==== Supplied records ====

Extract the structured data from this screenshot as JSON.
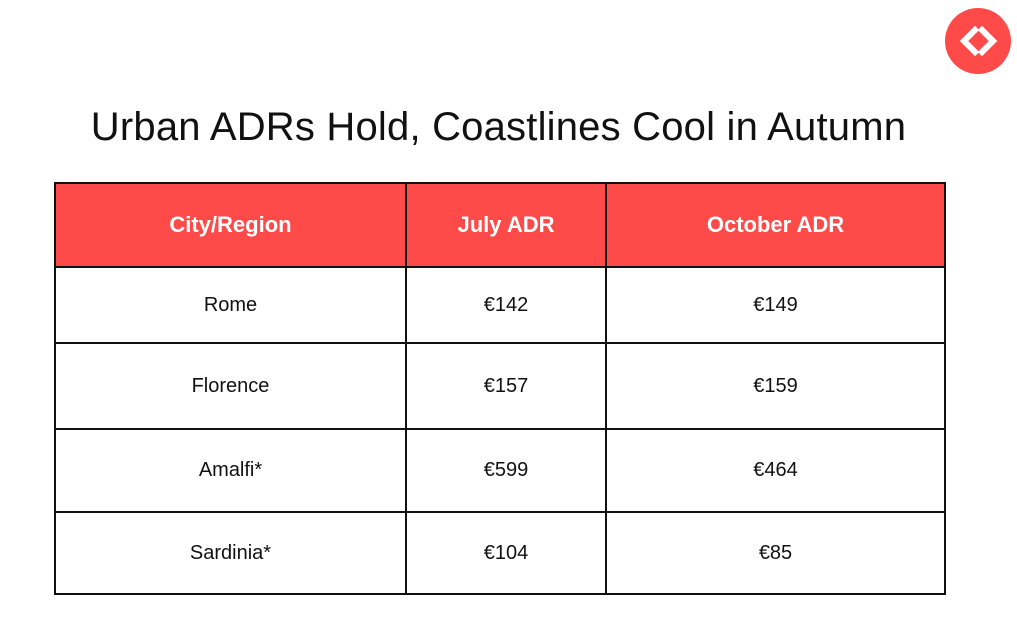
{
  "logo": {
    "icon": "code-brackets-icon",
    "color": "#ff4a4a"
  },
  "title": "Urban ADRs Hold, Coastlines Cool in Autumn",
  "table": {
    "header_color": "#ff4a4a",
    "headers": [
      "City/Region",
      "July ADR",
      "October ADR"
    ],
    "rows": [
      [
        "Rome",
        "€142",
        "€149"
      ],
      [
        "Florence",
        "€157",
        "€159"
      ],
      [
        "Amalfi*",
        "€599",
        "€464"
      ],
      [
        "Sardinia*",
        "€104",
        "€85"
      ]
    ]
  }
}
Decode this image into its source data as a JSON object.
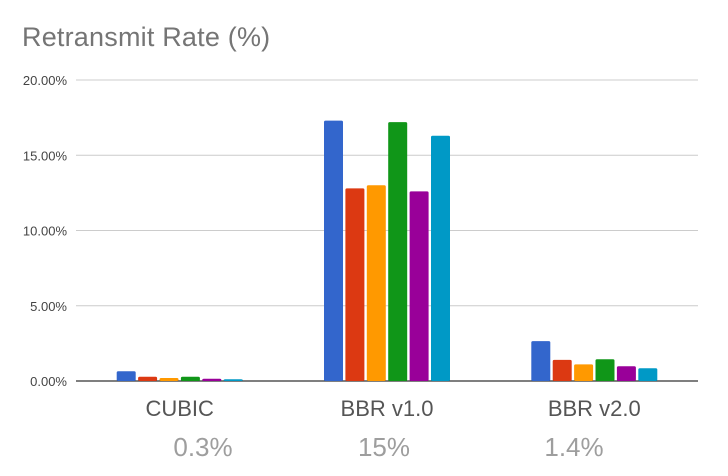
{
  "chart_data": {
    "type": "bar",
    "title": "Retransmit Rate (%)",
    "xlabel": "",
    "ylabel": "",
    "ylim": [
      0,
      20
    ],
    "y_ticks": [
      "0.00%",
      "5.00%",
      "10.00%",
      "15.00%",
      "20.00%"
    ],
    "y_tick_values": [
      0,
      5,
      10,
      15,
      20
    ],
    "grid": true,
    "legend": "none",
    "categories": [
      "CUBIC",
      "BBR v1.0",
      "BBR v2.0"
    ],
    "summary_labels": [
      "0.3%",
      "15%",
      "1.4%"
    ],
    "colors": [
      "#3366cc",
      "#dc3912",
      "#ff9900",
      "#109618",
      "#990099",
      "#0099c6"
    ],
    "series": [
      {
        "values": [
          0.65,
          17.3,
          2.65
        ]
      },
      {
        "values": [
          0.28,
          12.8,
          1.4
        ]
      },
      {
        "values": [
          0.2,
          13.0,
          1.1
        ]
      },
      {
        "values": [
          0.28,
          17.2,
          1.45
        ]
      },
      {
        "values": [
          0.15,
          12.6,
          0.98
        ]
      },
      {
        "values": [
          0.12,
          16.3,
          0.85
        ]
      }
    ]
  }
}
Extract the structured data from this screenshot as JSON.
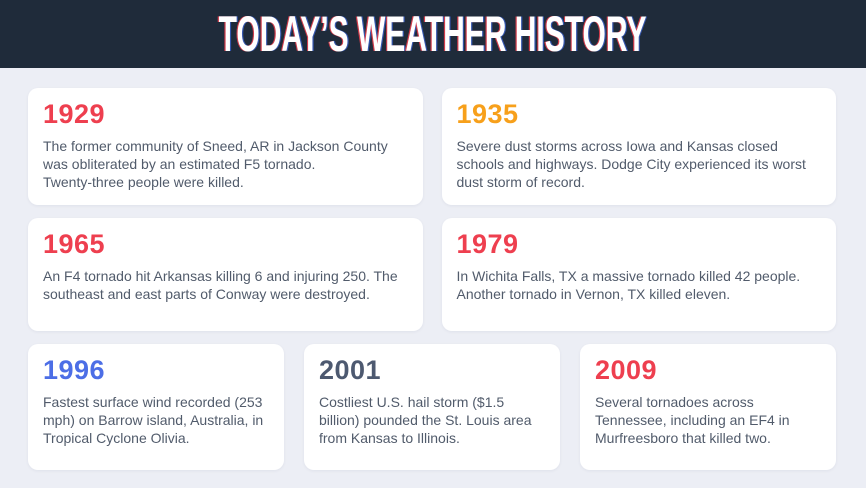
{
  "header": {
    "title": "TODAY’S WEATHER HISTORY",
    "background_color": "#1f2b3a",
    "title_color": "#ffffff",
    "title_fringe_left_color": "#ee3f4f",
    "title_fringe_right_color": "#3f6ae0"
  },
  "page": {
    "background_color": "#eceef5",
    "card_background_color": "#ffffff",
    "body_text_color": "#515b6b"
  },
  "cards": [
    {
      "year": "1929",
      "color": "#ee3f4f",
      "text": "The former community of Sneed, AR in Jackson County\nwas obliterated by an estimated F5 tornado.\nTwenty-three people were killed."
    },
    {
      "year": "1935",
      "color": "#f7a01b",
      "text": "Severe dust storms across Iowa and Kansas closed\nschools and highways. Dodge City experienced its worst\ndust storm of record."
    },
    {
      "year": "1965",
      "color": "#ee3f4f",
      "text": "An F4 tornado hit Arkansas killing 6 and injuring 250. The\nsoutheast and east parts of Conway were destroyed."
    },
    {
      "year": "1979",
      "color": "#ee3f4f",
      "text": "In Wichita Falls, TX a massive tornado killed 42 people.\nAnother tornado in Vernon, TX killed eleven."
    },
    {
      "year": "1996",
      "color": "#4c6ee6",
      "text": "Fastest surface wind recorded (253\nmph) on Barrow island, Australia, in\nTropical Cyclone Olivia."
    },
    {
      "year": "2001",
      "color": "#4d5970",
      "text": "Costliest U.S. hail storm ($1.5\nbillion) pounded the St. Louis area\nfrom Kansas to Illinois."
    },
    {
      "year": "2009",
      "color": "#ee3f4f",
      "text": "Several tornadoes across\nTennessee, including an EF4 in\nMurfreesboro that killed two."
    }
  ]
}
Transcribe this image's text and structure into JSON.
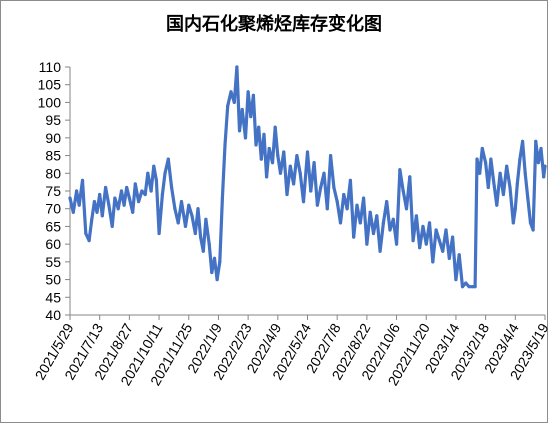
{
  "chart_data": {
    "type": "line",
    "title": "国内石化聚烯烃库存变化图",
    "xlabel": "",
    "ylabel": "",
    "ylim": [
      40,
      110
    ],
    "yticks": [
      40,
      45,
      50,
      55,
      60,
      65,
      70,
      75,
      80,
      85,
      90,
      95,
      100,
      105,
      110
    ],
    "xlim": [
      "2021-05-29",
      "2023-05-19"
    ],
    "xticks": [
      "2021/5/29",
      "2021/7/13",
      "2021/8/27",
      "2021/10/11",
      "2021/11/25",
      "2022/1/9",
      "2022/2/23",
      "2022/4/9",
      "2022/5/24",
      "2022/7/8",
      "2022/8/22",
      "2022/10/6",
      "2022/11/20",
      "2023/1/4",
      "2023/2/18",
      "2023/4/4",
      "2023/5/19"
    ],
    "grid": false,
    "legend": "none",
    "series": [
      {
        "color": "#4472c4",
        "x": [
          "2021-05-29",
          "2021-06-03",
          "2021-06-08",
          "2021-06-12",
          "2021-06-17",
          "2021-06-22",
          "2021-06-27",
          "2021-07-01",
          "2021-07-05",
          "2021-07-09",
          "2021-07-13",
          "2021-07-17",
          "2021-07-22",
          "2021-07-27",
          "2021-08-01",
          "2021-08-05",
          "2021-08-10",
          "2021-08-15",
          "2021-08-19",
          "2021-08-23",
          "2021-08-27",
          "2021-09-01",
          "2021-09-05",
          "2021-09-10",
          "2021-09-15",
          "2021-09-20",
          "2021-09-24",
          "2021-09-29",
          "2021-10-03",
          "2021-10-07",
          "2021-10-11",
          "2021-10-16",
          "2021-10-20",
          "2021-10-25",
          "2021-10-30",
          "2021-11-04",
          "2021-11-09",
          "2021-11-14",
          "2021-11-20",
          "2021-11-25",
          "2021-11-30",
          "2021-12-05",
          "2021-12-09",
          "2021-12-13",
          "2021-12-17",
          "2021-12-21",
          "2021-12-26",
          "2021-12-30",
          "2022-01-03",
          "2022-01-07",
          "2022-01-11",
          "2022-01-15",
          "2022-01-19",
          "2022-01-23",
          "2022-01-28",
          "2022-02-02",
          "2022-02-06",
          "2022-02-10",
          "2022-02-14",
          "2022-02-19",
          "2022-02-23",
          "2022-02-27",
          "2022-03-03",
          "2022-03-07",
          "2022-03-11",
          "2022-03-15",
          "2022-03-19",
          "2022-03-23",
          "2022-03-27",
          "2022-04-01",
          "2022-04-05",
          "2022-04-09",
          "2022-04-13",
          "2022-04-18",
          "2022-04-23",
          "2022-04-28",
          "2022-05-03",
          "2022-05-08",
          "2022-05-13",
          "2022-05-18",
          "2022-05-24",
          "2022-05-29",
          "2022-06-03",
          "2022-06-08",
          "2022-06-13",
          "2022-06-18",
          "2022-06-23",
          "2022-06-28",
          "2022-07-03",
          "2022-07-08",
          "2022-07-13",
          "2022-07-18",
          "2022-07-23",
          "2022-07-28",
          "2022-08-02",
          "2022-08-07",
          "2022-08-12",
          "2022-08-17",
          "2022-08-22",
          "2022-08-27",
          "2022-09-01",
          "2022-09-06",
          "2022-09-11",
          "2022-09-16",
          "2022-09-21",
          "2022-09-26",
          "2022-10-01",
          "2022-10-06",
          "2022-10-11",
          "2022-10-16",
          "2022-10-21",
          "2022-10-26",
          "2022-10-31",
          "2022-11-05",
          "2022-11-10",
          "2022-11-15",
          "2022-11-20",
          "2022-11-25",
          "2022-11-30",
          "2022-12-05",
          "2022-12-10",
          "2022-12-15",
          "2022-12-20",
          "2022-12-25",
          "2022-12-30",
          "2023-01-04",
          "2023-01-09",
          "2023-01-14",
          "2023-01-19",
          "2023-01-24",
          "2023-01-29",
          "2023-02-02",
          "2023-02-05",
          "2023-02-09",
          "2023-02-13",
          "2023-02-18",
          "2023-02-22",
          "2023-02-26",
          "2023-03-02",
          "2023-03-07",
          "2023-03-12",
          "2023-03-17",
          "2023-03-22",
          "2023-03-27",
          "2023-04-01",
          "2023-04-04",
          "2023-04-07",
          "2023-04-11",
          "2023-04-15",
          "2023-04-19",
          "2023-04-23",
          "2023-04-27",
          "2023-05-01",
          "2023-05-05",
          "2023-05-09",
          "2023-05-13",
          "2023-05-17",
          "2023-05-19"
        ],
        "values": [
          73,
          69,
          75,
          71,
          78,
          63,
          61,
          67,
          72,
          69,
          74,
          68,
          76,
          71,
          65,
          73,
          70,
          75,
          71,
          76,
          73,
          69,
          77,
          72,
          75,
          74,
          80,
          75,
          82,
          78,
          63,
          74,
          80,
          84,
          76,
          70,
          66,
          72,
          65,
          71,
          68,
          63,
          70,
          62,
          58,
          67,
          60,
          52,
          56,
          50,
          55,
          73,
          88,
          99,
          103,
          100,
          110,
          92,
          98,
          90,
          103,
          96,
          102,
          88,
          93,
          84,
          91,
          79,
          87,
          83,
          93,
          85,
          80,
          86,
          74,
          82,
          77,
          85,
          80,
          72,
          86,
          75,
          83,
          71,
          76,
          80,
          70,
          85,
          76,
          72,
          66,
          74,
          70,
          78,
          62,
          71,
          66,
          73,
          60,
          69,
          63,
          68,
          58,
          66,
          72,
          64,
          67,
          60,
          81,
          75,
          70,
          79,
          61,
          68,
          59,
          65,
          60,
          66,
          55,
          64,
          61,
          58,
          64,
          56,
          62,
          50,
          57,
          48,
          49,
          48,
          48,
          48,
          84,
          80,
          87,
          83,
          76,
          84,
          78,
          71,
          80,
          74,
          82,
          76,
          66,
          70,
          77,
          84,
          89,
          80,
          73,
          66,
          64,
          89,
          83,
          87,
          79,
          82
        ]
      }
    ]
  }
}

====

- What is required: Read through the entries and copy each line in which "JSON" appears.

- Correct output:
Extract the structured data from this screenshot as JSON.
Decode this image into its source data as a JSON object.
Extract the structured data from this screenshot as JSON.
Transcribe this image's text and structure into JSON.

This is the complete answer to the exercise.